* _What you need to do_
Reproduce each line of the records below word for word, leaving out the picture lines.

[Item position records]
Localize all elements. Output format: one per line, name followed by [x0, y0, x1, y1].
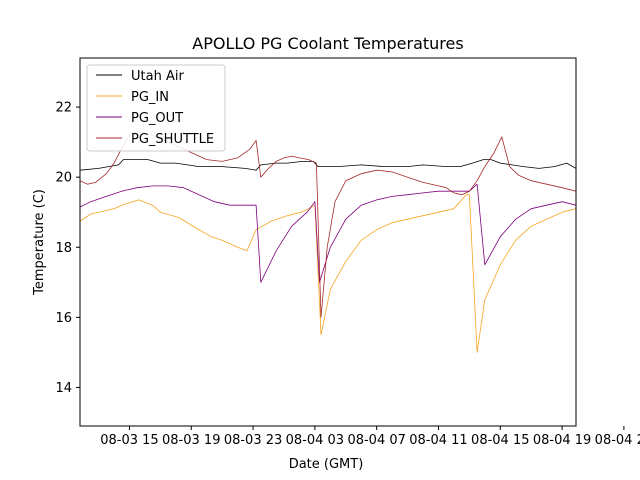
x-axis-ticks: 08-03 15 08-03 19 08-03 23 08-04 03 08-04 07… — [100, 426, 640, 448]
legend: Utah Air PG_IN PG_OUT PG_SHUTTLE — [86, 64, 226, 152]
x-tick-label: 08-04 07 — [347, 433, 405, 448]
y-axis-ticks: 14 16 18 20 22 — [55, 101, 80, 396]
y-tick-label: 14 — [55, 381, 72, 396]
y-axis-title: Temperature (C) — [32, 189, 47, 296]
series-line-pg-out — [80, 183, 576, 283]
legend-label-pg-out: PG_OUT — [131, 111, 183, 126]
y-tick-label: 22 — [55, 101, 72, 116]
plot-frame — [79, 57, 577, 427]
x-tick-label: 08-03 19 — [162, 433, 220, 448]
x-tick-label: 08-04 11 — [409, 433, 467, 448]
series-line-pg-in — [80, 194, 576, 353]
legend-label-pg-in: PG_IN — [131, 90, 169, 105]
x-tick-label: 08-04 03 — [286, 433, 344, 448]
y-tick-label: 20 — [55, 171, 72, 186]
legend-label-utah-air: Utah Air — [131, 69, 184, 84]
x-tick-label: 08-04 23 — [595, 433, 640, 448]
chart-title: APOLLO PG Coolant Temperatures — [192, 34, 463, 53]
x-tick-label: 08-03 23 — [224, 433, 282, 448]
x-tick-label: 08-03 15 — [100, 433, 158, 448]
legend-box — [86, 64, 226, 152]
series-line-utah-air — [80, 159, 576, 171]
x-tick-label: 08-04 15 — [471, 433, 529, 448]
y-tick-label: 16 — [55, 311, 72, 326]
x-axis-title: Date (GMT) — [289, 457, 364, 472]
x-tick-label: 08-04 19 — [533, 433, 591, 448]
y-tick-label: 18 — [55, 241, 72, 256]
legend-label-pg-shuttle: PG_SHUTTLE — [131, 132, 214, 147]
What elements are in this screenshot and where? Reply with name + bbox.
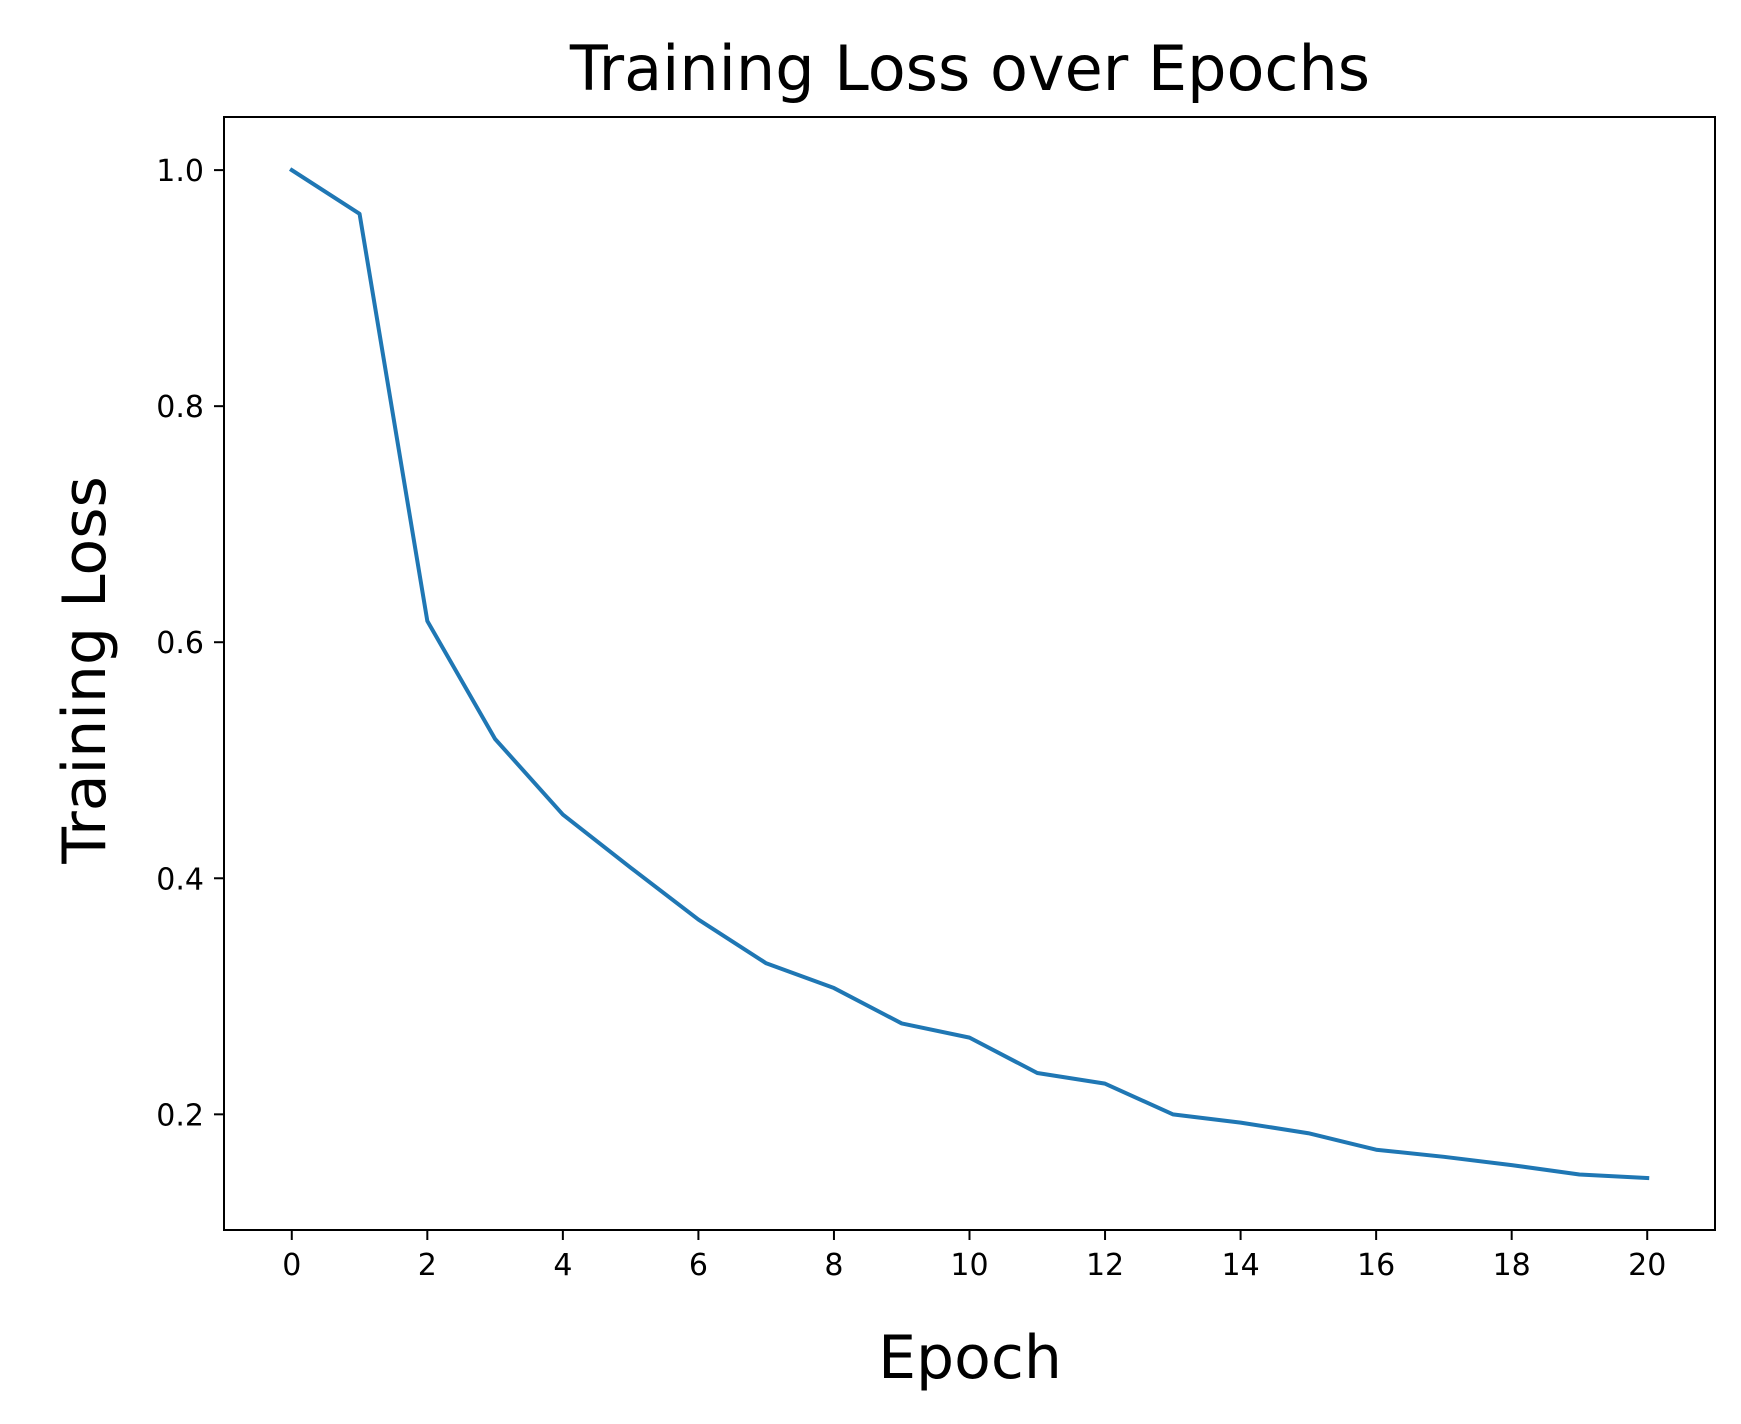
y-tick-label: 0.6 bbox=[156, 626, 204, 661]
x-tick-label: 10 bbox=[950, 1248, 988, 1283]
y-tick-label: 0.8 bbox=[156, 390, 204, 425]
plot-frame bbox=[223, 116, 1716, 1231]
x-axis-label: Epoch bbox=[878, 1323, 1062, 1393]
series-line-0 bbox=[289, 167, 1650, 1181]
x-tick-label: 0 bbox=[282, 1248, 301, 1283]
x-tick-label: 8 bbox=[824, 1248, 843, 1283]
y-tick-label: 0.4 bbox=[156, 862, 204, 897]
x-tick-label: 2 bbox=[418, 1248, 437, 1283]
chart-title: Training Loss over Epochs bbox=[569, 32, 1370, 105]
y-tick-label: 0.2 bbox=[156, 1098, 204, 1133]
x-tick-label: 6 bbox=[689, 1248, 708, 1283]
x-tick-label: 14 bbox=[1221, 1248, 1259, 1283]
x-tick-label: 18 bbox=[1493, 1248, 1531, 1283]
x-tick-label: 16 bbox=[1357, 1248, 1395, 1283]
x-tick-label: 20 bbox=[1628, 1248, 1666, 1283]
y-axis-label: Training Loss bbox=[50, 476, 120, 864]
x-tick-label: 4 bbox=[553, 1248, 572, 1283]
y-tick-label: 1.0 bbox=[156, 154, 204, 189]
x-tick-label: 12 bbox=[1086, 1248, 1124, 1283]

* _Answer for this exercise_
Localize all elements. Output format: one per line, name followed by [x0, y0, x1, y1].
x-axis-ticks: 08-03 15 08-03 19 08-03 23 08-04 03 08-04 07… — [100, 426, 640, 448]
legend: Utah Air PG_IN PG_OUT PG_SHUTTLE — [86, 64, 226, 152]
x-tick-label: 08-04 07 — [347, 433, 405, 448]
y-axis-ticks: 14 16 18 20 22 — [55, 101, 80, 396]
y-tick-label: 14 — [55, 381, 72, 396]
y-axis-title: Temperature (C) — [32, 189, 47, 296]
series-line-pg-out — [80, 183, 576, 283]
legend-label-pg-out: PG_OUT — [131, 111, 183, 126]
y-tick-label: 22 — [55, 101, 72, 116]
plot-frame — [79, 57, 577, 427]
x-tick-label: 08-03 19 — [162, 433, 220, 448]
x-tick-label: 08-04 11 — [409, 433, 467, 448]
series-line-pg-in — [80, 194, 576, 353]
legend-label-pg-in: PG_IN — [131, 90, 169, 105]
x-tick-label: 08-04 03 — [286, 433, 344, 448]
y-tick-label: 20 — [55, 171, 72, 186]
legend-label-utah-air: Utah Air — [131, 69, 184, 84]
x-tick-label: 08-04 23 — [595, 433, 640, 448]
chart-title: APOLLO PG Coolant Temperatures — [192, 34, 463, 53]
x-tick-label: 08-03 23 — [224, 433, 282, 448]
x-tick-label: 08-03 15 — [100, 433, 158, 448]
legend-box — [86, 64, 226, 152]
series-line-utah-air — [80, 159, 576, 171]
x-tick-label: 08-04 15 — [471, 433, 529, 448]
y-tick-label: 16 — [55, 311, 72, 326]
x-axis-title: Date (GMT) — [289, 457, 364, 472]
x-tick-label: 08-04 19 — [533, 433, 591, 448]
y-tick-label: 18 — [55, 241, 72, 256]
legend-label-pg-shuttle: PG_SHUTTLE — [131, 132, 214, 147]
What elements are in this screenshot and where? Reply with name + bbox.
y-tick-label: 0.6 bbox=[156, 626, 204, 661]
x-tick-label: 10 bbox=[950, 1248, 988, 1283]
y-tick-label: 0.8 bbox=[156, 390, 204, 425]
plot-frame bbox=[223, 116, 1716, 1231]
x-axis-label: Epoch bbox=[878, 1323, 1062, 1393]
series-line-0 bbox=[289, 167, 1650, 1181]
x-tick-label: 0 bbox=[282, 1248, 301, 1283]
x-tick-label: 8 bbox=[824, 1248, 843, 1283]
y-tick-label: 0.4 bbox=[156, 862, 204, 897]
x-tick-label: 2 bbox=[418, 1248, 437, 1283]
chart-title: Training Loss over Epochs bbox=[569, 32, 1370, 105]
y-tick-label: 0.2 bbox=[156, 1098, 204, 1133]
x-tick-label: 6 bbox=[689, 1248, 708, 1283]
x-tick-label: 14 bbox=[1221, 1248, 1259, 1283]
x-tick-label: 18 bbox=[1493, 1248, 1531, 1283]
x-tick-label: 16 bbox=[1357, 1248, 1395, 1283]
x-tick-label: 20 bbox=[1628, 1248, 1666, 1283]
y-axis-label: Training Loss bbox=[50, 476, 120, 864]
x-tick-label: 4 bbox=[553, 1248, 572, 1283]
y-tick-label: 1.0 bbox=[156, 154, 204, 189]
x-tick-label: 12 bbox=[1086, 1248, 1124, 1283]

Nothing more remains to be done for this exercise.